RECORD EXCERPTS.
===

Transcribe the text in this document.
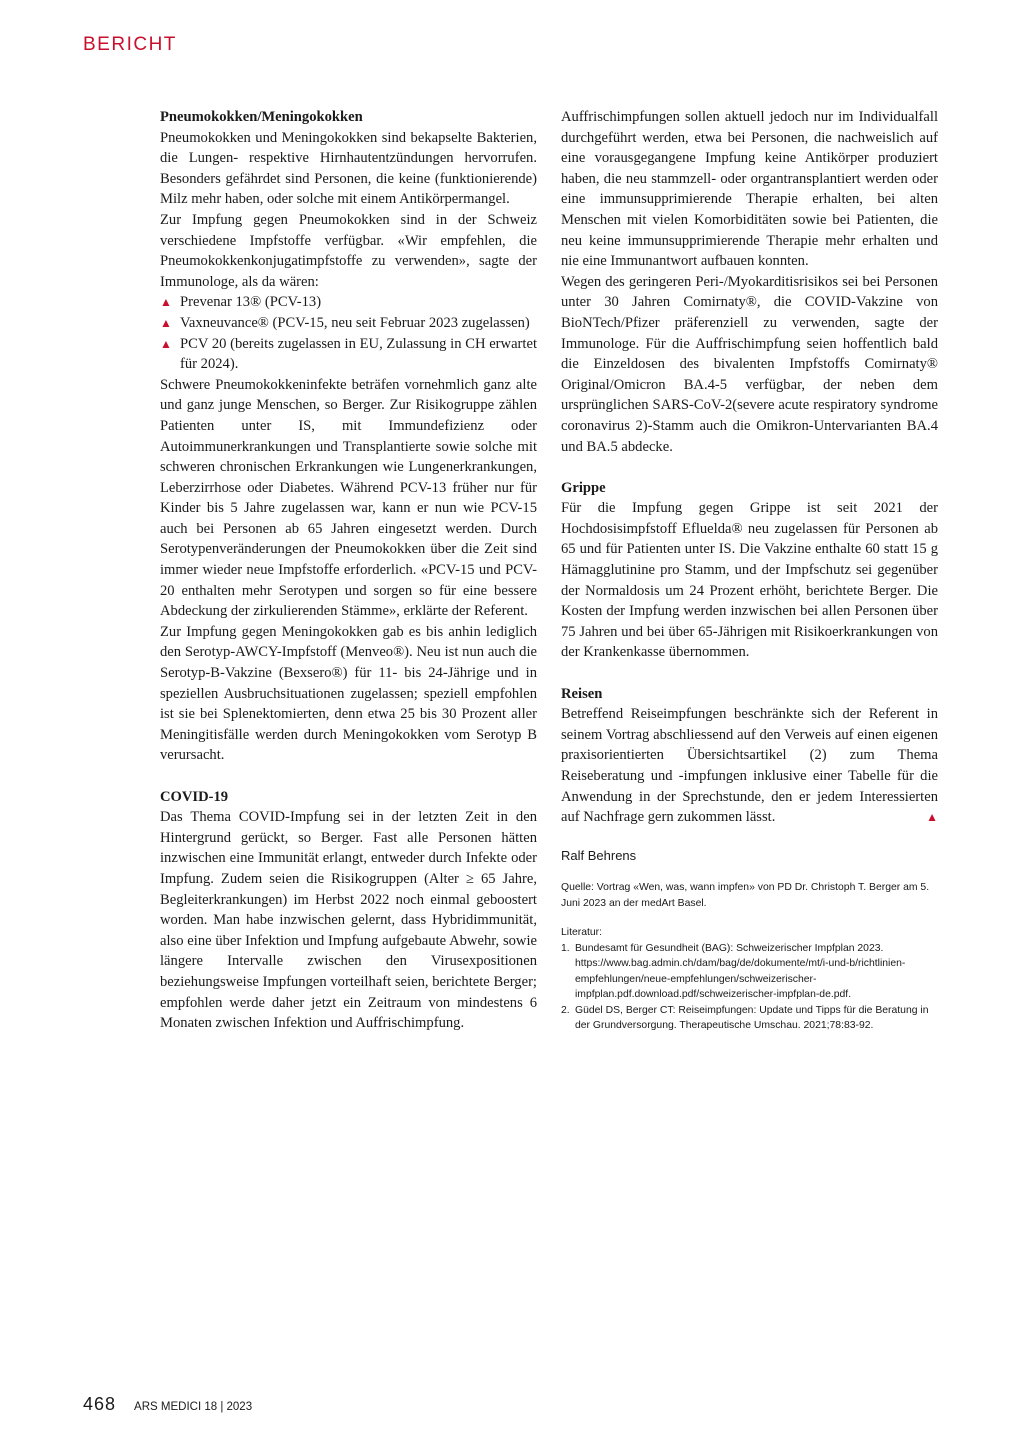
BERICHT
Pneumokokken/Meningokokken

Pneumokokken und Meningokokken sind bekapselte Bakterien, die Lungen- respektive Hirnhautentzündungen hervorrufen. Besonders gefährdet sind Personen, die keine (funktionierende) Milz mehr haben, oder solche mit einem Antikörpermangel.

Zur Impfung gegen Pneumokokken sind in der Schweiz verschiedene Impfstoffe verfügbar. «Wir empfehlen, die Pneumokokkenkonjugatimpfstoffe zu verwenden», sagte der Immunologe, als da wären:

▲ Prevenar 13® (PCV-13)
▲ Vaxneuvance® (PCV-15, neu seit Februar 2023 zugelassen)
▲ PCV 20 (bereits zugelassen in EU, Zulassung in CH erwartet für 2024).

Schwere Pneumokokkeninfekte beträfen vornehmlich ganz alte und ganz junge Menschen, so Berger. Zur Risikogruppe zählen Patienten unter IS, mit Immundefizienz oder Autoimmunerkrankungen und Transplantierte sowie solche mit schweren chronischen Erkrankungen wie Lungenerkrankungen, Leberzirrhose oder Diabetes. Während PCV-13 früher nur für Kinder bis 5 Jahre zugelassen war, kann er nun wie PCV-15 auch bei Personen ab 65 Jahren eingesetzt werden. Durch Serotypenveränderungen der Pneumokokken über die Zeit sind immer wieder neue Impfstoffe erforderlich. «PCV-15 und PCV-20 enthalten mehr Serotypen und sorgen so für eine bessere Abdeckung der zirkulierenden Stämme», erklärte der Referent.

Zur Impfung gegen Meningokokken gab es bis anhin lediglich den Serotyp-AWCY-Impfstoff (Menveo®). Neu ist nun auch die Serotyp-B-Vakzine (Bexsero®) für 11- bis 24-Jährige und in speziellen Ausbruchsituationen zugelassen; speziell empfohlen ist sie bei Splenektomierten, denn etwa 25 bis 30 Prozent aller Meningitisfälle werden durch Meningokokken vom Serotyp B verursacht.

COVID-19

Das Thema COVID-Impfung sei in der letzten Zeit in den Hintergrund gerückt, so Berger. Fast alle Personen hätten inzwischen eine Immunität erlangt, entweder durch Infekte oder Impfung. Zudem seien die Risikogruppen (Alter ≥ 65 Jahre, Begleiterkrankungen) im Herbst 2022 noch einmal geboostert worden. Man habe inzwischen gelernt, dass Hybridimmunität, also eine über Infektion und Impfung aufgebaute Abwehr, sowie längere Intervalle zwischen den Virusexpositionen beziehungsweise Impfungen vorteilhaft seien, berichtete Berger; empfohlen werde daher jetzt ein Zeitraum von mindestens 6 Monaten zwischen Infektion und Auffrischimpfung.

Auffrischimpfungen sollen aktuell jedoch nur im Individualfall durchgeführt werden, etwa bei Personen, die nachweislich auf eine vorausgegangene Impfung keine Antikörper produziert haben, die neu stammzell- oder organtransplantiert werden oder eine immunsupprimierende Therapie erhalten, bei alten Menschen mit vielen Komorbiditäten sowie bei Patienten, die neu keine immunsupprimierende Therapie mehr erhalten und nie eine Immunantwort aufbauen konnten.

Wegen des geringeren Peri-/Myokarditisrisikos sei bei Personen unter 30 Jahren Comirnaty®, die COVID-Vakzine von BioNTech/Pfizer präferenziell zu verwenden, sagte der Immunologe. Für die Auffrischimpfung seien hoffentlich bald die Einzeldosen des bivalenten Impfstoffs Comirnaty® Original/Omicron BA.4-5 verfügbar, der neben dem ursprünglichen SARS-CoV-2(severe acute respiratory syndrome coronavirus 2)-Stamm auch die Omikron-Untervarianten BA.4 und BA.5 abdecke.

Grippe

Für die Impfung gegen Grippe ist seit 2021 der Hochdosisimpfstoff Efluelda® neu zugelassen für Personen ab 65 und für Patienten unter IS. Die Vakzine enthalte 60 statt 15 g Hämagglutinine pro Stamm, und der Impfschutz sei gegenüber der Normaldosis um 24 Prozent erhöht, berichtete Berger. Die Kosten der Impfung werden inzwischen bei allen Personen über 75 Jahren und bei über 65-Jährigen mit Risikoerkrankungen von der Krankenkasse übernommen.

Reisen

Betreffend Reiseimpfungen beschränkte sich der Referent in seinem Vortrag abschliessend auf den Verweis auf einen eigenen praxisorientierten Übersichtsartikel (2) zum Thema Reiseberatung und -impfungen inklusive einer Tabelle für die Anwendung in der Sprechstunde, den er jedem Interessierten auf Nachfrage gern zukommen lässt.	▲

Ralf Behrens
Quelle: Vortrag «Wen, was, wann impfen» von PD Dr. Christoph T. Berger am 5. Juni 2023 an der medArt Basel.
Literatur:
1. Bundesamt für Gesundheit (BAG): Schweizerischer Impfplan 2023. https://www.bag.admin.ch/dam/bag/de/dokumente/mt/i-und-b/richtlinien-empfehlungen/neue-empfehlungen/schweizerischer-impfplan.pdf.download.pdf/schweizerischer-impfplan-de.pdf.
2. Güdel DS, Berger CT: Reiseimpfungen: Update und Tipps für die Beratung in der Grundversorgung. Therapeutische Umschau. 2021;78:83-92.
468 ARS MEDICI 18 | 2023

===

Show every line in the records above that contains the word "Reiseimpfungen".

Betreffend Reiseimpfungen beschränkte sich der Referent in seinem Vortrag abschliessend auf den Verweis auf einen eigenen praxisorientierten Übersichtsartikel (2) zum Thema Reiseberatung und -impfungen inklusive einer Tabelle für die Anwendung in der Sprechstunde, den er jedem Interessierten auf Nachfrage gern zukommen lässt.	▲
2. Güdel DS, Berger CT: Reiseimpfungen: Update und Tipps für die Beratung in der Grundversorgung. Therapeutische Umschau. 2021;78:83-92.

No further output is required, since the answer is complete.